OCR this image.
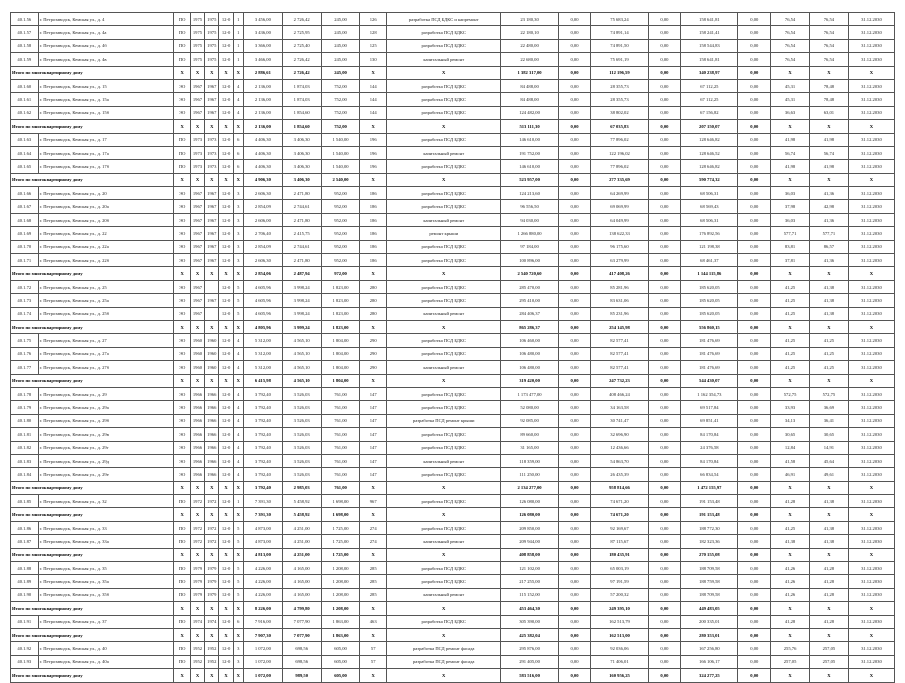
40.1.56	г. Петрозаводск, Кемская ул., д. 4	ПО	1975	1975	12-0	1	3 456,00	2 726,42	245,00	126	разработка ПСД БДКС и капремонт	23 180,30	0,00	75 683,24	0,00	158 641,81	0,00	76,54	76,54	31.12.2030
40.1.57	г. Петрозаводск, Кемская ул., д. 4а	ПО	1975	1975	12-0	1	3 436,00	2 725,95	245,00	128	разработка ПСД БДКС	22 180,10	0,00	74 891,14	0,00	158 241,41	0,00	76,54	76,54	31.12.2030
40.1.58	г. Петрозаводск, Кемская ул., д. 4б	ПО	1975	1975	12-0	1	3 366,00	2 725,40	245,00	125	разработка ПСД БДКС	22 480,00	0,00	74 891,50	0,00	158 544,83	0,00	76,54	76,54	31.12.2030
40.1.59	г. Петрозаводск, Кемская ул., д. 4в	ПО	1975	1975	12-0	1	3 466,00	2 726,42	245,00	130	капитальный ремонт	22 680,00	0,00	75 691,19	0,00	158 641,81	0,00	76,54	76,54	31.12.2030
Итого по многоквартирному дому		X	X	X	X	X	2 886,61	2 726,42	245,00	X	X	1 382 317,00	0,00	112 196,59	0,00	340 238,97	0,00	X	X	X
40.1.60	г. Петрозаводск, Кемская ул., д. 15	ЭО	1967	1967	12-0	4	2 136,00	1 874,03	752,00	144	разработка ПСД БДКС	84 488,00	0,00	28 355,73	0,00	67 112,25	0,00	45,31	78,48	31.12.2030
40.1.61	г. Петрозаводск, Кемская ул., д. 15а	ЭО	1967	1967	12-0	4	2 136,00	1 874,03	752,00	144	разработка ПСД БДКС	84 488,00	0,00	28 355,73	0,00	67 112,25	0,00	45,31	78,48	31.12.2030
40.1.62	г. Петрозаводск, Кемская ул., д. 15б	ЭО	1967	1967	12-0	4	2 136,00	1 854,60	752,00	144	разработка ПСД БДКС	124 482,00	0,00	38 802,02	0,00	67 156,82	0,00	36,63	63,01	31.12.2030
Итого по многоквартирному дому		X	X	X	X	X	2 136,00	1 854,60	752,00	X	X	513 111,30	0,00	67 035,83	0,00	207 150,07	0,00	X	X	X
40.1.63	г. Петрозаводск, Кемская ул., д. 17	ПО	1973	1973	12-0	6	4 406,30	3 406,30	1 540,00	196	разработка ПСД БДКС	146 610,00	0,00	77 896,02	0,00	128 646,82	0,00	41,98	41,98	31.12.2030
40.1.64	г. Петрозаводск, Кемская ул., д. 17а	ПО	1973	1973	12-0	6	4 406,30	3 406,30	1 540,00	196	капитальный ремонт	191 752,00	0,00	122 196,02	0,00	128 646,52	0,00	56,74	56,74	31.12.2030
40.1.65	г. Петрозаводск, Кемская ул., д. 17б	ПО	1973	1973	12-0	6	4 406,30	3 406,30	1 540,00	196	разработка ПСД БДКС	146 610,00	0,00	77 896,02	0,00	128 646,82	0,00	41,98	41,98	31.12.2030
Итого по многоквартирному дому		X	X	X	X	X	4 906,30	3 406,30	2 540,00	X	X	523 957,00	0,00	277 335,69	0,00	590 774,32	0,00	X	X	X
40.1.66	г. Петрозаводск, Кемская ул., д. 20	ЭО	1967	1967	12-0	3	2 606,30	2 471,80	952,00	186	разработка ПСД БДКС	124 213,60	0,00	64 269,99	0,00	68 506,31	0,00	36,03	41,36	31.12.2030
40.1.67	г. Петрозаводск, Кемская ул., д. 20а	ЭО	1967	1967	12-0	3	2 854,09	2 744,61	952,00	186	разработка ПСД БДКС	96 556,50	0,00	69 069,99	0,00	68 569,43	0,00	37,98	42,98	31.12.2030
40.1.68	г. Петрозаводск, Кемская ул., д. 20б	ЭО	1967	1967	12-0	3	2 606,00	2 471,80	952,00	186	капитальный ремонт	94 030,00	0,00	64 049,99	0,00	68 506,31	0,00	36,03	41,36	31.12.2030
40.1.69	г. Петрозаводск, Кемская ул., д. 22	ЭО	1967	1967	12-0	3	2 706,40	2 415,75	952,00	186	ремонт крыши	1 266 880,00	0,00	138 622,33	0,00	176 892,56	0,00	577,71	577,71	31.12.2030
40.1.70	г. Петрозаводск, Кемская ул., д. 22а	ЭО	1967	1967	12-0	3	2 854,09	2 744,61	952,00	186	разработка ПСД БДКС	97 184,00	0,00	96 175,60	0,00	121 198,38	0,00	83,81	86,57	31.12.2030
40.1.71	г. Петрозаводск, Кемская ул., д. 22б	ЭО	1967	1967	12-0	3	2 606,30	2 471,80	952,00	186	разработка ПСД БДКС	100 896,00	0,00	63 279,99	0,00	68 461,37	0,00	37,81	41,36	31.12.2030
Итого по многоквартирному дому		X	X	X	X	X	2 854,06	2 487,94	972,00	X	X	2 540 720,60	0,00	417 408,26	0,00	1 144 115,86	0,00	X	X	X
40.1.72	г. Петрозаводск, Кемская ул., д. 25	ЭО	1967		12-0	5	4 605,96	3 998,24	1 823,00	280	разработка ПСД БДКС	285 470,00	0,00	85 281,96	0,00	185 620,05	0,00	41,25	41,38	31.12.2030
40.1.73	г. Петрозаводск, Кемская ул., д. 25а	ЭО	1967	1967	12-0	5	4 605,96	3 998,24	1 823,00	280	разработка ПСД БДКС	295 410,00	0,00	83 631,06	0,00	185 620,05	0,00	41,25	41,38	31.12.2030
40.1.74	г. Петрозаводск, Кемская ул., д. 25б	ЭО	1967		12-0	5	4 605,96	3 998,24	1 823,00	280	капитальный ремонт	284 406,37	0,00	85 231,96	0,00	185 620,05	0,00	41,25	41,38	31.12.2030
Итого по многоквартирному дому		X	X	X	X	X	4 805,96	3 999,24	1 823,00	X	X	865 286,37	0,00	254 145,98	0,00	556 860,15	0,00	X	X	X
40.1.75	г. Петрозаводск, Кемская ул., д. 27	ЭО	1960	1960	12-0	4	5 312,00	4 565,10	1 804,00	290	разработка ПСД БДКС	106 460,00	0,00	82 577,41	0,00	181 476,69	0,00	41,25	41,25	31.12.2030
40.1.76	г. Петрозаводск, Кемская ул., д. 27а	ЭО	1960	1960	12-0	4	5 312,00	4 565,10	1 804,00	290	разработка ПСД БДКС	106 480,00	0,00	82 577,41	0,00	181 476,69	0,00	41,25	41,25	31.12.2030
40.1.77	г. Петрозаводск, Кемская ул., д. 27б	ЭО	1960	1960	12-0	4	5 312,00	4 565,10	1 804,00	290	капитальный ремонт	106 480,00	0,00	82 577,41	0,00	181 476,69	0,00	41,25	41,25	31.12.2030
Итого по многоквартирному дому		X	X	X	X	X	6 415,98	4 565,10	1 804,00	X	X	319 420,00	0,00	247 732,23	0,00	544 430,07	0,00	X	X	X
40.1.78	г. Петрозаводск, Кемская ул., д. 29	ЭО	1966	1966	12-0	4	3 792,40	3 526,03	761,00	147	разработка ПСД БДКС	1 173 477,00	0,00	408 466,24	0,00	1 162 354,73	0,00	572,75	572,75	31.12.2030
40.1.79	г. Петрозаводск, Кемская ул., д. 29а	ЭО	1966	1966	12-0	4	3 792,40	3 526,03	761,00	147	разработка ПСД БДКС	52 080,00	0,00	34 163,58	0,00	69 517,84	0,00	33,93	36,69	31.12.2030
40.1.80	г. Петрозаводск, Кемская ул., д. 29б	ЭО	1966	1966	12-0	4	3 792,40	3 526,03	761,00	147	разработка ПСД ремонт крыши	92 085,00	0,00	30 741,47	0,00	69 851,41	0,00	34,13	36,41	31.12.2030
40.1.81	г. Петрозаводск, Кемская ул., д. 29в	ЭО	1966	1966	12-0	4	3 792,40	3 526,03	761,00	147	разработка ПСД БДКС	89 660,00	0,00	32 696,90	0,00	84 170,84	0,00	30,65	30,65	31.12.2030
40.1.82	г. Петрозаводск, Кемская ул., д. 29г	ЭО	1966	1966	12-0	4	3 792,40	3 526,03	761,00	147	разработка ПСД БДКС	31 165,00	0,00	12 436,66	0,00	24 376,58	0,00	12,84	14,91	31.12.2030
40.1.83	г. Петрозаводск, Кемская ул., д. 29д	ЭО	1966	1966	12-0	4	3 792,40	3 526,03	761,00	147	капитальный ремонт	118 359,00	0,00	54 863,70	0,00	84 170,84	0,00	41,58	45,64	31.12.2030
40.1.84	г. Петрозаводск, Кемская ул., д. 29е	ЭО	1966	1966	12-0	4	3 792,40	3 526,03	761,00	147	разработка ПСД БДКС	111 250,00	0,00	26 435,39	0,00	66 834,54	0,00	46,91	49,61	31.12.2030
Итого по многоквартирному дому		X	X	X	X	X	3 792,40	2 985,03	761,00	X	X	2 134 277,00	0,00	958 814,66	0,00	1 472 155,97	0,00	X	X	X
40.1.85	г. Петрозаводск, Кемская ул., д. 32	ПО	1972	1972	12-0	1	7 391,30	5 458,92	1 698,00	967	разработка ПСД БДКС	126 080,00	0,00	74 671,20	0,00	191 153,48	0,00	41,28	41,38	31.12.2030
Итого по многоквартирному дому		X	X	X	X	X	7 391,30	5 458,92	1 698,00	X	X	126 080,00	0,00	74 671,20	0,00	191 153,48	0,00	X	X	X
40.1.86	г. Петрозаводск, Кемская ул., д. 33	ПО	1972	1972	12-0	5	4 873,00	4 251,00	1 725,00	274	разработка ПСД БДКС	209 850,00	0,00	92 169,67	0,00	188 772,30	0,00	41,25	41,38	31.12.2030
40.1.87	г. Петрозаводск, Кемская ул., д. 33а	ПО	1972	1972	12-0	5	4 873,00	4 251,00	1 725,00	274	капитальный ремонт	209 944,00	0,00	87 115,67	0,00	182 323,36	0,00	41,38	41,38	31.12.2030
Итого по многоквартирному дому		X	X	X	X	X	4 813,00	4 251,00	1 725,00	X	X	408 858,00	0,00	180 435,91	0,00	270 155,08	0,00	X	X	X
40.1.88	г. Петрозаводск, Кемская ул., д. 35	ПО	1979	1979	12-0	5	4 226,00	4 165,00	1 208,00	285	разработка ПСД БДКС	121 102,00	0,00	65 003,19	0,00	188 709,58	0,00	41,26	41,28	31.12.2030
40.1.89	г. Петрозаводск, Кемская ул., д. 35а	ПО	1979	1979	12-0	5	4 226,00	4 165,00	1 208,00	285	разработка ПСД БДКС	217 255,00	0,00	97 191,59	0,00	188 759,58	0,00	41,26	41,28	31.12.2030
40.1.90	г. Петрозаводск, Кемская ул., д. 35б	ПО	1979	1979	12-0	5	4 226,00	4 165,00	1 208,00	285	капитальный ремонт	115 152,00	0,00	57 200,32	0,00	188 709,58	0,00	41,26	41,28	31.12.2030
Итого по многоквартирному дому		X	X	X	X	X	8 226,00	4 799,80	1 208,00	X	X	453 464,30	0,00	249 395,10	0,00	449 483,05	0,00	X	X	X
40.1.91	г. Петрозаводск, Кемская ул., д. 37	ПО	1974	1974	12-0	6	7 916,00	7 077,90	1 863,00	463	разработка ПСД БДКС	305 390,00	0,00	162 513,79	0,00	200 335,01	0,00	41,28	41,28	31.12.2030
Итого по многоквартирному дому		X	X	X	X	X	7 907,30	7 077,90	1 863,00	X	X	425 382,04	0,00	162 513,00	0,00	280 353,01	0,00	X	X	X
40.1.92	г. Петрозаводск, Кемская ул., д. 40	ПО	1952	1952	12-0	3	1 072,00	698,56	605,00	57	разработка ПСД ремонт фасада	295 876,00	0,00	92 036,06	0,00	167 256,80	0,00	255,76	257,05	31.12.2030
40.1.93	г. Петрозаводск, Кемская ул., д. 40а	ПО	1952	1952	12-0	3	1 072,00	698,56	605,00	57	разработка ПСД ремонт фасада	291 405,00	0,00	71 406,01	0,00	166 106,17	0,00	257,05	257,05	31.12.2030
Итого по многоквартирному дому		X	X	X	X	X	1 072,00	989,50	605,00	X	X	583 516,00	0,00	160 956,25	0,00	324 277,25	0,00	X	X	X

## What you have to do
In the records above, how many lines include "крыши"? Give that number and nothing more.

## Reply to the exercise
2